## AIM OF THE TASK
Can you give all the records again without altering a single character?

★ ★ ★ ★ ★ ★ ★

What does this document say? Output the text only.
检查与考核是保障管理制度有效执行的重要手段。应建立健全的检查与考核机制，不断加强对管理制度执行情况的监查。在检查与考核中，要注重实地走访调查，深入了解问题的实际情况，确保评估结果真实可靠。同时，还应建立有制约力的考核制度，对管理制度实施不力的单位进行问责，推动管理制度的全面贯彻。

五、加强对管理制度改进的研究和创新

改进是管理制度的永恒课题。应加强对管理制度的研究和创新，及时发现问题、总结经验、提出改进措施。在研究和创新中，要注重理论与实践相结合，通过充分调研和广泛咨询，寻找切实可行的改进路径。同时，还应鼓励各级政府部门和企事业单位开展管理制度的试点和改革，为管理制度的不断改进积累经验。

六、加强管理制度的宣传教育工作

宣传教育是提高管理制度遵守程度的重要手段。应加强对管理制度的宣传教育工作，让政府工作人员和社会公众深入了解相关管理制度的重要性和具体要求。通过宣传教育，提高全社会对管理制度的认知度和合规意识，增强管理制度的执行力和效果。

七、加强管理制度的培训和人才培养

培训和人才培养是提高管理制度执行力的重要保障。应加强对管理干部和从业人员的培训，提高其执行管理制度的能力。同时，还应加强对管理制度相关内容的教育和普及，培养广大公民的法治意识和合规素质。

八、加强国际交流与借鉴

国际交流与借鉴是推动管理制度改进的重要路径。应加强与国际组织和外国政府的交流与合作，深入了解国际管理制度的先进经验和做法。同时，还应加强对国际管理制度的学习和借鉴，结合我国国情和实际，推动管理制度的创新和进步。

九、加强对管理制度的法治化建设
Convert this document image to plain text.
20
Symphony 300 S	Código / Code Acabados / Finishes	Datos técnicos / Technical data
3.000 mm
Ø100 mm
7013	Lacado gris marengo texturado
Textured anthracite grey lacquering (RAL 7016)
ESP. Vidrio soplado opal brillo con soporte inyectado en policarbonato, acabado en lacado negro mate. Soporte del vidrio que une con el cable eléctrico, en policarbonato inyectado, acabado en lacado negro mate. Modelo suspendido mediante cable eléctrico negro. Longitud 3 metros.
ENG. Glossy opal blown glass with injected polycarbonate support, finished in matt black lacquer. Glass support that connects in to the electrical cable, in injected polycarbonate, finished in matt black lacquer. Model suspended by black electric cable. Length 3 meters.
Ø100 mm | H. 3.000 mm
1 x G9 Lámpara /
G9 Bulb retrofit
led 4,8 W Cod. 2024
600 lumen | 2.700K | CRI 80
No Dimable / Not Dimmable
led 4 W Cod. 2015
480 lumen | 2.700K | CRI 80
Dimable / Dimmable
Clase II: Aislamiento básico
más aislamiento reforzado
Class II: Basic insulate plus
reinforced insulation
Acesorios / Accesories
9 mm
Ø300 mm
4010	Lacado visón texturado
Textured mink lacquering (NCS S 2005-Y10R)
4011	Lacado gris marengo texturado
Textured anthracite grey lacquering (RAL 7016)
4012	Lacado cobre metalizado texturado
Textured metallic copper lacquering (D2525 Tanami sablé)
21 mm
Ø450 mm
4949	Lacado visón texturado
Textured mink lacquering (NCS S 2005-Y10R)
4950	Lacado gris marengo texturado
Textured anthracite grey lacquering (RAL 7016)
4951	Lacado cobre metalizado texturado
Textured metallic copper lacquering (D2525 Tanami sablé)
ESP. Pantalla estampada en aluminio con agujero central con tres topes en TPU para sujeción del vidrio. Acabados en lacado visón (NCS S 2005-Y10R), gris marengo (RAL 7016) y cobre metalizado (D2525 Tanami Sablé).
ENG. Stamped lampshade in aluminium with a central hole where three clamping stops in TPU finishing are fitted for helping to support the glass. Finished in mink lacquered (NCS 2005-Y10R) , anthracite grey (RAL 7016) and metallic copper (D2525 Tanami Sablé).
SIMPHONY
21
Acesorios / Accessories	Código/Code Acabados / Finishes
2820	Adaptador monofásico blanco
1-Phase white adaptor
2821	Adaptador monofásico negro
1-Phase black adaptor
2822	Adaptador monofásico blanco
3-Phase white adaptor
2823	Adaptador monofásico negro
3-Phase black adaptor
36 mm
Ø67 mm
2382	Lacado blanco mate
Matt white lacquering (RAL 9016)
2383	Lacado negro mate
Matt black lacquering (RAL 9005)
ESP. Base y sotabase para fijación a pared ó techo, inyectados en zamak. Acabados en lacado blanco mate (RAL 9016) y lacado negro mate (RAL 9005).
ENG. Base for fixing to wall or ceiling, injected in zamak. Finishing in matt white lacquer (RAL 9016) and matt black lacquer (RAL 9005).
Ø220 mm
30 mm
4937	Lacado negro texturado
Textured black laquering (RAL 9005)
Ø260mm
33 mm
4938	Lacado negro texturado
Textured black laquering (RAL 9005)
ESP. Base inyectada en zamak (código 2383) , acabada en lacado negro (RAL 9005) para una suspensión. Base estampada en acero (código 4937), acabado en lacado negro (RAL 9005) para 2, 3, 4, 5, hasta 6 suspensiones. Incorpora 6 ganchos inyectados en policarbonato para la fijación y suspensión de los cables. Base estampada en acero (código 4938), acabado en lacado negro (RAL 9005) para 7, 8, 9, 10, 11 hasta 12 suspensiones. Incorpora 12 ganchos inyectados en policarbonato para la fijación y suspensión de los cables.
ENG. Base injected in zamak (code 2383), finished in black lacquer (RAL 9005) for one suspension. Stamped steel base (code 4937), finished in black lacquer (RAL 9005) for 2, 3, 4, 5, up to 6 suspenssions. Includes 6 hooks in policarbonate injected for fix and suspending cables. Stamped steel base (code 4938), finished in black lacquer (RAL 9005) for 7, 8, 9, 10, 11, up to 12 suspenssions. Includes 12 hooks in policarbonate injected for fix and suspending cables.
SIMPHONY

★ ★ ★ ★ ★ ★ ★

## THE REPLY
What does this document say? Output the text only.
检查与考核是保障管理制度有效执行的重要手段。应建立健全的检查与考核机制，不断加强对管理制度执行情况的监查。在检查与考核中，要注重实地走访调查，深入了解问题的实际情况，确保评估结果真实可靠。同时，还应建立有制约力的考核制度，对管理制度实施不力的单位进行问责，推动管理制度的全面贯彻。

五、加强对管理制度改进的研究和创新

改进是管理制度的永恒课题。应加强对管理制度的研究和创新，及时发现问题、总结经验、提出改进措施。在研究和创新中，要注重理论与实践相结合，通过充分调研和广泛咨询，寻找切实可行的改进路径。同时，还应鼓励各级政府部门和企事业单位开展管理制度的试点和改革，为管理制度的不断改进积累经验。

六、加强管理制度的宣传教育工作

宣传教育是提高管理制度遵守程度的重要手段。应加强对管理制度的宣传教育工作，让政府工作人员和社会公众深入了解相关管理制度的重要性和具体要求。通过宣传教育，提高全社会对管理制度的认知度和合规意识，增强管理制度的执行力和效果。

七、加强管理制度的培训和人才培养

培训和人才培养是提高管理制度执行力的重要保障。应加强对管理干部和从业人员的培训，提高其执行管理制度的能力。同时，还应加强对管理制度相关内容的教育和普及，培养广大公民的法治意识和合规素质。

八、加强国际交流与借鉴

国际交流与借鉴是推动管理制度改进的重要路径。应加强与国际组织和外国政府的交流与合作，深入了解国际管理制度的先进经验和做法。同时，还应加强对国际管理制度的学习和借鉴，结合我国国情和实际，推动管理制度的创新和进步。

九、加强对管理制度的法治化建设
Convert this document image to plain text.
20
Symphony 300 S	Código / Code Acabados / Finishes	Datos técnicos / Technical data
3.000 mm
Ø100 mm
7013	Lacado gris marengo texturado
Textured anthracite grey lacquering (RAL 7016)
ESP. Vidrio soplado opal brillo con soporte inyectado en policarbonato, acabado en lacado negro mate. Soporte del vidrio que une con el cable eléctrico, en policarbonato inyectado, acabado en lacado negro mate. Modelo suspendido mediante cable eléctrico negro. Longitud 3 metros.
ENG. Glossy opal blown glass with injected polycarbonate support, finished in matt black lacquer. Glass support that connects in to the electrical cable, in injected polycarbonate, finished in matt black lacquer. Model suspended by black electric cable. Length 3 meters.
Ø100 mm | H. 3.000 mm
1 x G9 Lámpara /
G9 Bulb retrofit
led 4,8 W Cod. 2024
600 lumen | 2.700K | CRI 80
No Dimable / Not Dimmable
led 4 W Cod. 2015
480 lumen | 2.700K | CRI 80
Dimable / Dimmable
Clase II: Aislamiento básico
más aislamiento reforzado
Class II: Basic insulate plus
reinforced insulation
Acesorios / Accesories
9 mm
Ø300 mm
4010	Lacado visón texturado
Textured mink lacquering (NCS S 2005-Y10R)
4011	Lacado gris marengo texturado
Textured anthracite grey lacquering (RAL 7016)
4012	Lacado cobre metalizado texturado
Textured metallic copper lacquering (D2525 Tanami sablé)
21 mm
Ø450 mm
4949	Lacado visón texturado
Textured mink lacquering (NCS S 2005-Y10R)
4950	Lacado gris marengo texturado
Textured anthracite grey lacquering (RAL 7016)
4951	Lacado cobre metalizado texturado
Textured metallic copper lacquering (D2525 Tanami sablé)
ESP. Pantalla estampada en aluminio con agujero central con tres topes en TPU para sujeción del vidrio. Acabados en lacado visón (NCS S 2005-Y10R), gris marengo (RAL 7016) y cobre metalizado (D2525 Tanami Sablé).
ENG. Stamped lampshade in aluminium with a central hole where three clamping stops in TPU finishing are fitted for helping to support the glass. Finished in mink lacquered (NCS 2005-Y10R) , anthracite grey (RAL 7016) and metallic copper (D2525 Tanami Sablé).
SIMPHONY
21
Acesorios / Accessories	Código/Code Acabados / Finishes
2820	Adaptador monofásico blanco
1-Phase white adaptor
2821	Adaptador monofásico negro
1-Phase black adaptor
2822	Adaptador monofásico blanco
3-Phase white adaptor
2823	Adaptador monofásico negro
3-Phase black adaptor
36 mm
Ø67 mm
2382	Lacado blanco mate
Matt white lacquering (RAL 9016)
2383	Lacado negro mate
Matt black lacquering (RAL 9005)
ESP. Base y sotabase para fijación a pared ó techo, inyectados en zamak. Acabados en lacado blanco mate (RAL 9016) y lacado negro mate (RAL 9005).
ENG. Base for fixing to wall or ceiling, injected in zamak. Finishing in matt white lacquer (RAL 9016) and matt black lacquer (RAL 9005).
Ø220 mm
30 mm
4937	Lacado negro texturado
Textured black laquering (RAL 9005)
Ø260mm
33 mm
4938	Lacado negro texturado
Textured black laquering (RAL 9005)
ESP. Base inyectada en zamak (código 2383) , acabada en lacado negro (RAL 9005) para una suspensión. Base estampada en acero (código 4937), acabado en lacado negro (RAL 9005) para 2, 3, 4, 5, hasta 6 suspensiones. Incorpora 6 ganchos inyectados en policarbonato para la fijación y suspensión de los cables. Base estampada en acero (código 4938), acabado en lacado negro (RAL 9005) para 7, 8, 9, 10, 11 hasta 12 suspensiones. Incorpora 12 ganchos inyectados en policarbonato para la fijación y suspensión de los cables.
ENG. Base injected in zamak (code 2383), finished in black lacquer (RAL 9005) for one suspension. Stamped steel base (code 4937), finished in black lacquer (RAL 9005) for 2, 3, 4, 5, up to 6 suspenssions. Includes 6 hooks in policarbonate injected for fix and suspending cables. Stamped steel base (code 4938), finished in black lacquer (RAL 9005) for 7, 8, 9, 10, 11, up to 12 suspenssions. Includes 12 hooks in policarbonate injected for fix and suspending cables.
SIMPHONY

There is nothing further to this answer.